(Entries from a visual dataset)
***

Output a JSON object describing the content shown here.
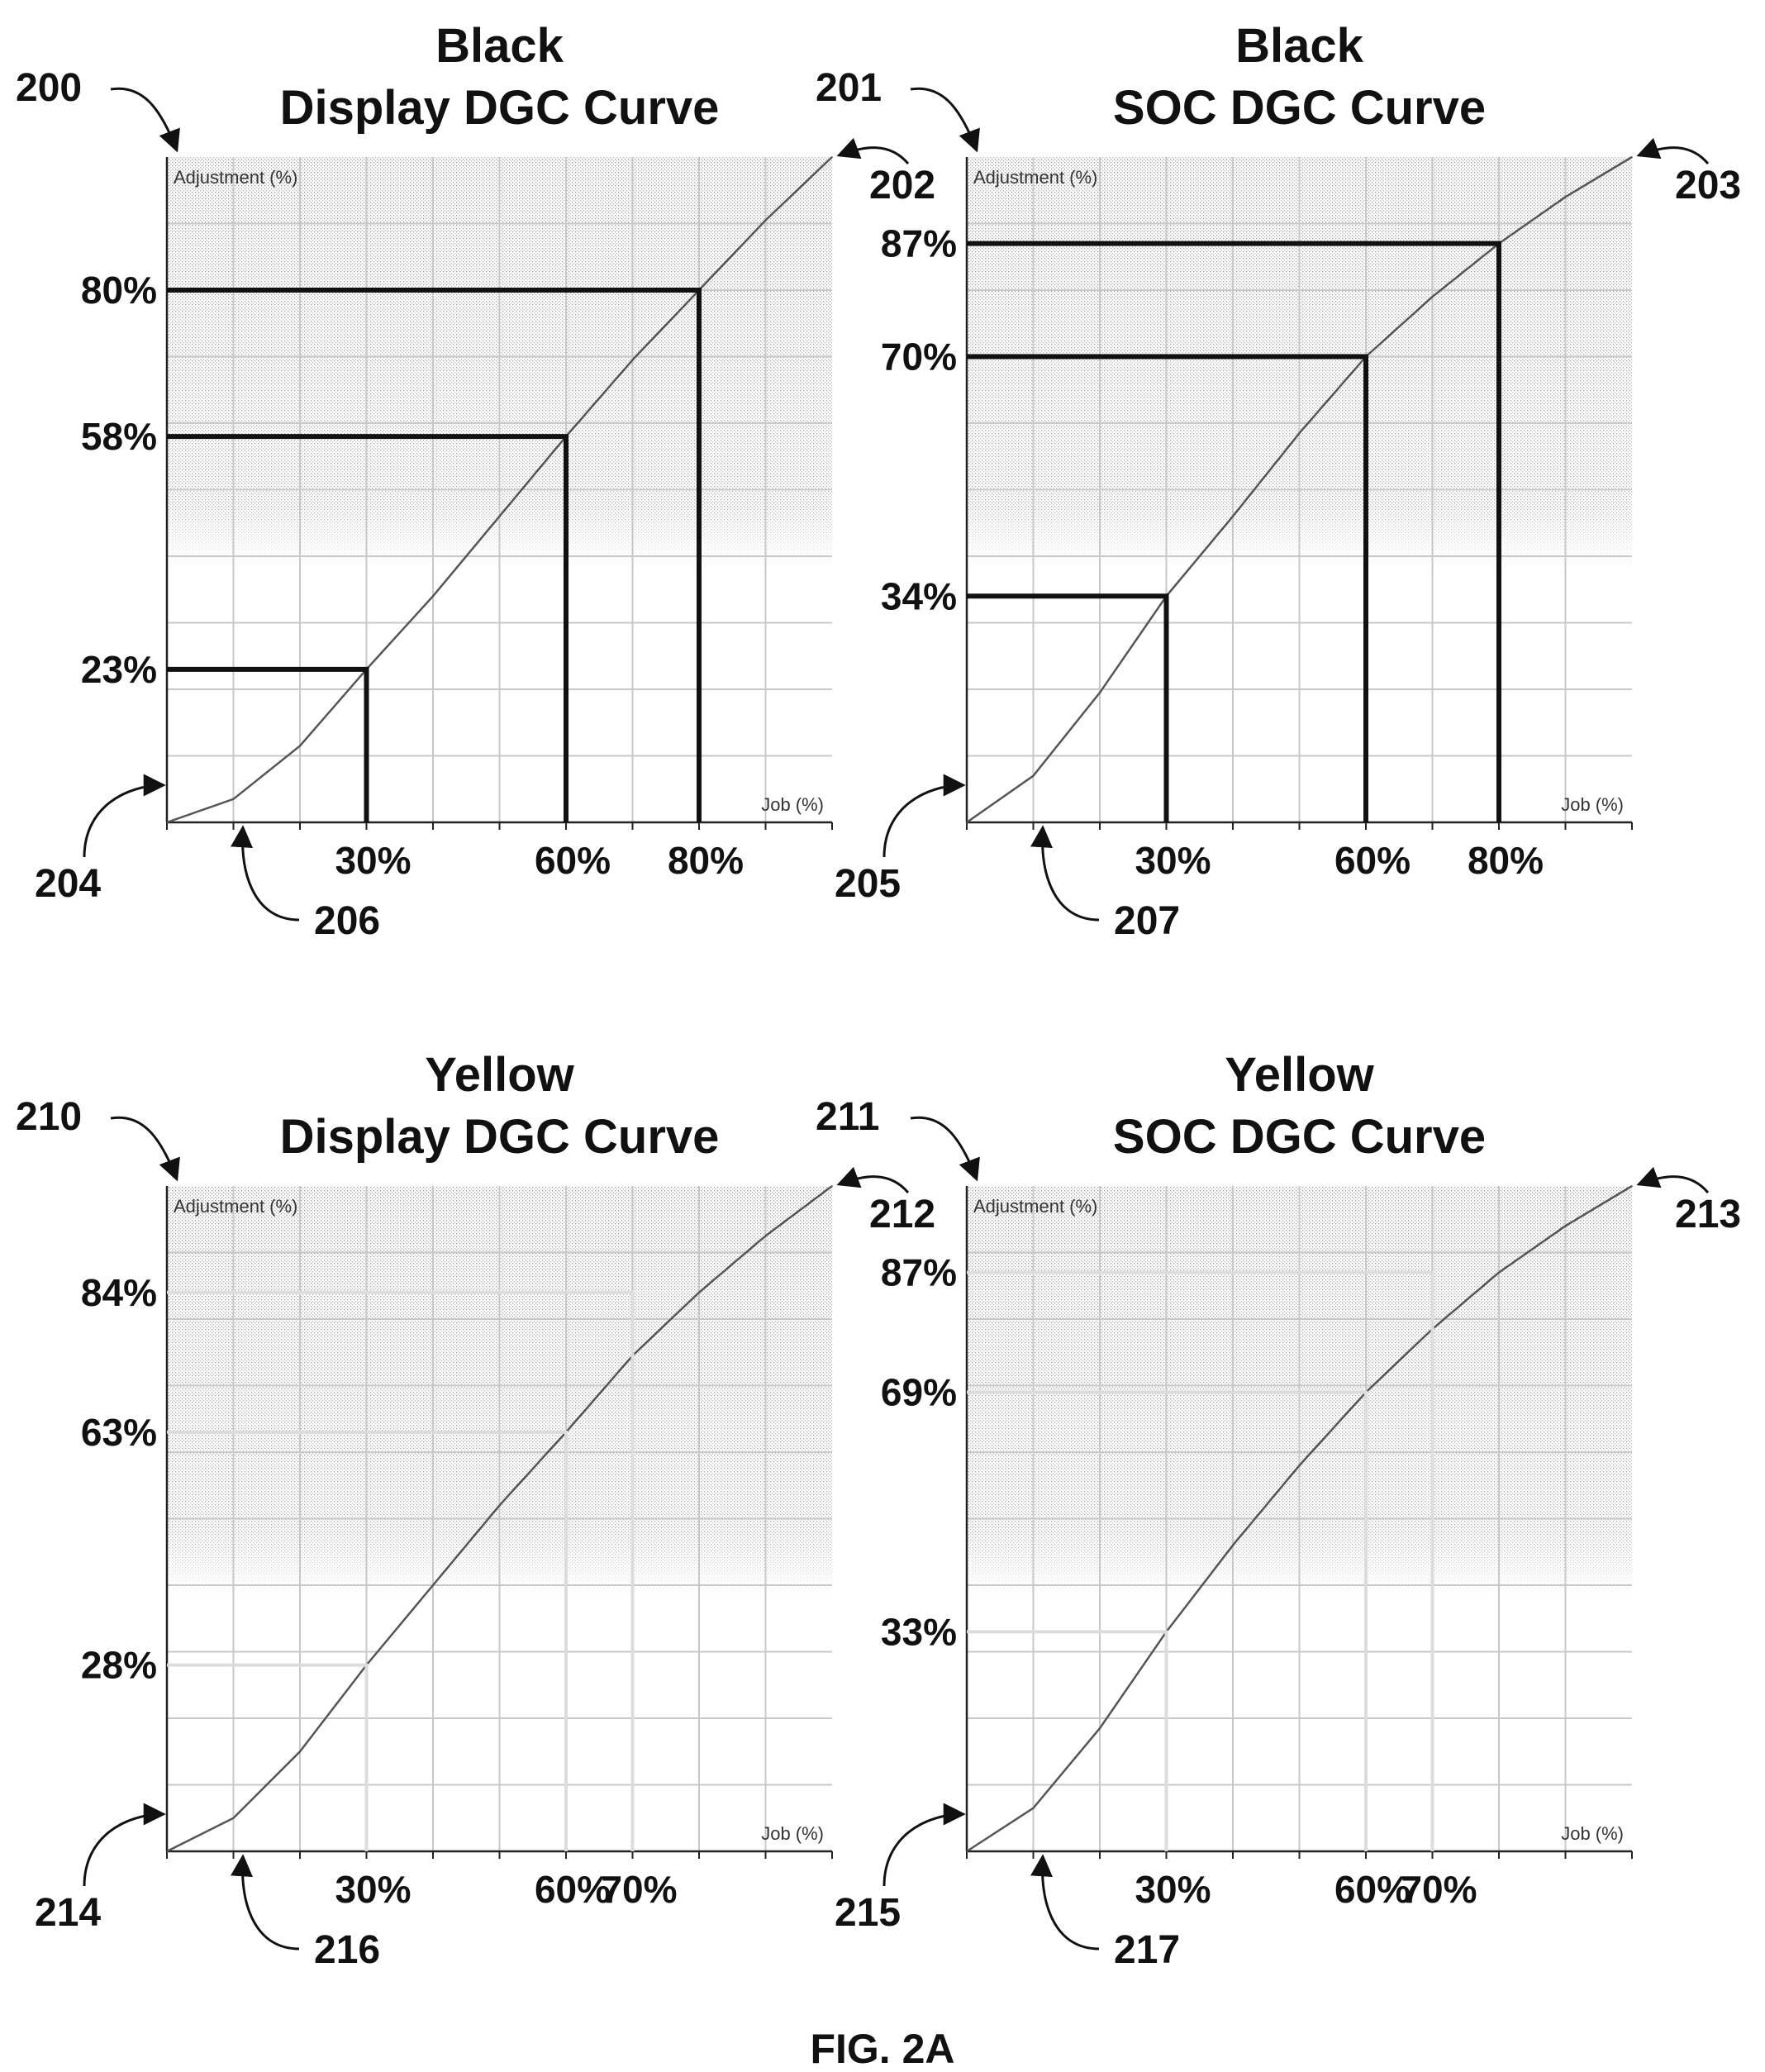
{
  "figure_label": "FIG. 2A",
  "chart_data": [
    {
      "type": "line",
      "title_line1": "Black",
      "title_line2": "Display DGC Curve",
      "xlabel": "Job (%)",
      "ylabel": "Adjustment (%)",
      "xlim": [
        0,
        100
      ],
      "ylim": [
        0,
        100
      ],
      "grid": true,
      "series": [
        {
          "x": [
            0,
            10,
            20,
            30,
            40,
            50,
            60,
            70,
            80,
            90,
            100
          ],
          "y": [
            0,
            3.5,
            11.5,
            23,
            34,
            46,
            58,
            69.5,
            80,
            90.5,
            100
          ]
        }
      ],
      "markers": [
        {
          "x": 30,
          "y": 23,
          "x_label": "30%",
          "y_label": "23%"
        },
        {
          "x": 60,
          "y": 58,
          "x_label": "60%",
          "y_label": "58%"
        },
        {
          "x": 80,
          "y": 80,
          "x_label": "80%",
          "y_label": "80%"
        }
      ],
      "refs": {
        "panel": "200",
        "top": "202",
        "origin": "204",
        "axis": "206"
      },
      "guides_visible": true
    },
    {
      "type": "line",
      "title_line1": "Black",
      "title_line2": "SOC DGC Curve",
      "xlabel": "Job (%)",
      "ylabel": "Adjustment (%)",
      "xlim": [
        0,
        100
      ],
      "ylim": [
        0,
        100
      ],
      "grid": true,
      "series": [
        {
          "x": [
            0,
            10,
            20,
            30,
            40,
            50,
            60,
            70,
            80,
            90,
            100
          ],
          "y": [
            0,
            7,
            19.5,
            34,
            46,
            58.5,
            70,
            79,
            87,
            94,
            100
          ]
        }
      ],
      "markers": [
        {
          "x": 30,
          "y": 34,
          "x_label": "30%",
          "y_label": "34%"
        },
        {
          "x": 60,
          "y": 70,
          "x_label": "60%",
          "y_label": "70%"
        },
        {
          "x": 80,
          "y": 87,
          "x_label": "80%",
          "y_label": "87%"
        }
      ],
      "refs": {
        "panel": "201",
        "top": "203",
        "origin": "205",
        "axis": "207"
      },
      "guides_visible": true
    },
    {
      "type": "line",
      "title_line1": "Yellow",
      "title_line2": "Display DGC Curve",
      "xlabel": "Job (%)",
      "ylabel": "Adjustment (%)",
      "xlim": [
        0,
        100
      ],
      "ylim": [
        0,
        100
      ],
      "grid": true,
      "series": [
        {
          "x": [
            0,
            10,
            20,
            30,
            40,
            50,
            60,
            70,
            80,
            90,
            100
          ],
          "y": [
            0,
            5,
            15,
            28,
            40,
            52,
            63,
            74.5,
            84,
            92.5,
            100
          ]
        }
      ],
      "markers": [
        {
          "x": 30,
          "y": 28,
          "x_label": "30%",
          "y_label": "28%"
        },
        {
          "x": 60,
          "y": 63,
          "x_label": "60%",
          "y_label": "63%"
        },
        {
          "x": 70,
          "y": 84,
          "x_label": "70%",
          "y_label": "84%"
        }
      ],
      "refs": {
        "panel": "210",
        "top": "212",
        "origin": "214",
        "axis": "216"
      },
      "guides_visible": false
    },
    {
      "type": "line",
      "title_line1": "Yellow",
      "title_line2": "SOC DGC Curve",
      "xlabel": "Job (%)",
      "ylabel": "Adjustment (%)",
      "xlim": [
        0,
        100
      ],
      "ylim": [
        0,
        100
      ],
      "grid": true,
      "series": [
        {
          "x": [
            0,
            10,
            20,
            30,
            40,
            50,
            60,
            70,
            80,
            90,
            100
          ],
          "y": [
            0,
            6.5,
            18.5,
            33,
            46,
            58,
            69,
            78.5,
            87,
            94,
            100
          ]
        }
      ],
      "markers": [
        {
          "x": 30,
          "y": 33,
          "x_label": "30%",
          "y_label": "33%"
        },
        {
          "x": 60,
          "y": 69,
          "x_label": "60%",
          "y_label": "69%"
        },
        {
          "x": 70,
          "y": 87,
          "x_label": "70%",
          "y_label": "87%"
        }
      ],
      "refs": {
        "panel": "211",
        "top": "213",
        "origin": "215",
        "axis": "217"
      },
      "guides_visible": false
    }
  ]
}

***

== Task goal ==
Restate the whole listing above exactly, please, omitting every image.

== Final answer ==
Output a JSON object describing the content shown here.
{
  "figure_label": "FIG. 2A",
  "chart_data": [
    {
      "type": "line",
      "title_line1": "Black",
      "title_line2": "Display DGC Curve",
      "xlabel": "Job (%)",
      "ylabel": "Adjustment (%)",
      "xlim": [
        0,
        100
      ],
      "ylim": [
        0,
        100
      ],
      "grid": true,
      "series": [
        {
          "x": [
            0,
            10,
            20,
            30,
            40,
            50,
            60,
            70,
            80,
            90,
            100
          ],
          "y": [
            0,
            3.5,
            11.5,
            23,
            34,
            46,
            58,
            69.5,
            80,
            90.5,
            100
          ]
        }
      ],
      "markers": [
        {
          "x": 30,
          "y": 23,
          "x_label": "30%",
          "y_label": "23%"
        },
        {
          "x": 60,
          "y": 58,
          "x_label": "60%",
          "y_label": "58%"
        },
        {
          "x": 80,
          "y": 80,
          "x_label": "80%",
          "y_label": "80%"
        }
      ],
      "refs": {
        "panel": "200",
        "top": "202",
        "origin": "204",
        "axis": "206"
      },
      "guides_visible": true
    },
    {
      "type": "line",
      "title_line1": "Black",
      "title_line2": "SOC DGC Curve",
      "xlabel": "Job (%)",
      "ylabel": "Adjustment (%)",
      "xlim": [
        0,
        100
      ],
      "ylim": [
        0,
        100
      ],
      "grid": true,
      "series": [
        {
          "x": [
            0,
            10,
            20,
            30,
            40,
            50,
            60,
            70,
            80,
            90,
            100
          ],
          "y": [
            0,
            7,
            19.5,
            34,
            46,
            58.5,
            70,
            79,
            87,
            94,
            100
          ]
        }
      ],
      "markers": [
        {
          "x": 30,
          "y": 34,
          "x_label": "30%",
          "y_label": "34%"
        },
        {
          "x": 60,
          "y": 70,
          "x_label": "60%",
          "y_label": "70%"
        },
        {
          "x": 80,
          "y": 87,
          "x_label": "80%",
          "y_label": "87%"
        }
      ],
      "refs": {
        "panel": "201",
        "top": "203",
        "origin": "205",
        "axis": "207"
      },
      "guides_visible": true
    },
    {
      "type": "line",
      "title_line1": "Yellow",
      "title_line2": "Display DGC Curve",
      "xlabel": "Job (%)",
      "ylabel": "Adjustment (%)",
      "xlim": [
        0,
        100
      ],
      "ylim": [
        0,
        100
      ],
      "grid": true,
      "series": [
        {
          "x": [
            0,
            10,
            20,
            30,
            40,
            50,
            60,
            70,
            80,
            90,
            100
          ],
          "y": [
            0,
            5,
            15,
            28,
            40,
            52,
            63,
            74.5,
            84,
            92.5,
            100
          ]
        }
      ],
      "markers": [
        {
          "x": 30,
          "y": 28,
          "x_label": "30%",
          "y_label": "28%"
        },
        {
          "x": 60,
          "y": 63,
          "x_label": "60%",
          "y_label": "63%"
        },
        {
          "x": 70,
          "y": 84,
          "x_label": "70%",
          "y_label": "84%"
        }
      ],
      "refs": {
        "panel": "210",
        "top": "212",
        "origin": "214",
        "axis": "216"
      },
      "guides_visible": false
    },
    {
      "type": "line",
      "title_line1": "Yellow",
      "title_line2": "SOC DGC Curve",
      "xlabel": "Job (%)",
      "ylabel": "Adjustment (%)",
      "xlim": [
        0,
        100
      ],
      "ylim": [
        0,
        100
      ],
      "grid": true,
      "series": [
        {
          "x": [
            0,
            10,
            20,
            30,
            40,
            50,
            60,
            70,
            80,
            90,
            100
          ],
          "y": [
            0,
            6.5,
            18.5,
            33,
            46,
            58,
            69,
            78.5,
            87,
            94,
            100
          ]
        }
      ],
      "markers": [
        {
          "x": 30,
          "y": 33,
          "x_label": "30%",
          "y_label": "33%"
        },
        {
          "x": 60,
          "y": 69,
          "x_label": "60%",
          "y_label": "69%"
        },
        {
          "x": 70,
          "y": 87,
          "x_label": "70%",
          "y_label": "87%"
        }
      ],
      "refs": {
        "panel": "211",
        "top": "213",
        "origin": "215",
        "axis": "217"
      },
      "guides_visible": false
    }
  ]
}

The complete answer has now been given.